EXERCISE GOAL:
Print out the entries below with no edits.

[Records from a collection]
____

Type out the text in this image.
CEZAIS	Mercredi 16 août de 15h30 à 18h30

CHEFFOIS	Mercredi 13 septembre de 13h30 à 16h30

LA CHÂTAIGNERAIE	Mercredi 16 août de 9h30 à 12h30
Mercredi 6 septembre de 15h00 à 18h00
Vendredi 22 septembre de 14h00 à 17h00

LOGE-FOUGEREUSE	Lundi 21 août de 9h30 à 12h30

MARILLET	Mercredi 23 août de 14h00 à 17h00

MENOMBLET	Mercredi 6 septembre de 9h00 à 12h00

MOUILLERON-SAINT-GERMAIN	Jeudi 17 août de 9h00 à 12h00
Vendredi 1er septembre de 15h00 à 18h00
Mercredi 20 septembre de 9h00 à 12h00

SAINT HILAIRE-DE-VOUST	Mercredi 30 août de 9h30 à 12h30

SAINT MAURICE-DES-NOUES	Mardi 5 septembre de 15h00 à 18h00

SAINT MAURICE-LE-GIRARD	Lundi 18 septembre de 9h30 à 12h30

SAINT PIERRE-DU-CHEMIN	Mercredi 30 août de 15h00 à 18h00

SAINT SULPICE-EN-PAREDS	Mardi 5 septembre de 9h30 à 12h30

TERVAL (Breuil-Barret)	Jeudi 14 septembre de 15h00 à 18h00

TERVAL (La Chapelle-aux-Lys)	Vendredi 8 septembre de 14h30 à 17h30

____

CORRECT ANSWER:
Type out the text in this image.
CEZAIS	Mercredi 16 août de 15h30 à 18h30

CHEFFOIS	Mercredi 13 septembre de 13h30 à 16h30

LA CHÂTAIGNERAIE	Mercredi 16 août de 9h30 à 12h30
Mercredi 6 septembre de 15h00 à 18h00
Vendredi 22 septembre de 14h00 à 17h00

LOGE-FOUGEREUSE	Lundi 21 août de 9h30 à 12h30

MARILLET	Mercredi 23 août de 14h00 à 17h00

MENOMBLET	Mercredi 6 septembre de 9h00 à 12h00

MOUILLERON-SAINT-GERMAIN	Jeudi 17 août de 9h00 à 12h00
Vendredi 1er septembre de 15h00 à 18h00
Mercredi 20 septembre de 9h00 à 12h00

SAINT HILAIRE-DE-VOUST	Mercredi 30 août de 9h30 à 12h30

SAINT MAURICE-DES-NOUES	Mardi 5 septembre de 15h00 à 18h00

SAINT MAURICE-LE-GIRARD	Lundi 18 septembre de 9h30 à 12h30

SAINT PIERRE-DU-CHEMIN	Mercredi 30 août de 15h00 à 18h00

SAINT SULPICE-EN-PAREDS	Mardi 5 septembre de 9h30 à 12h30

TERVAL (Breuil-Barret)	Jeudi 14 septembre de 15h00 à 18h00

TERVAL (La Chapelle-aux-Lys)	Vendredi 8 septembre de 14h30 à 17h30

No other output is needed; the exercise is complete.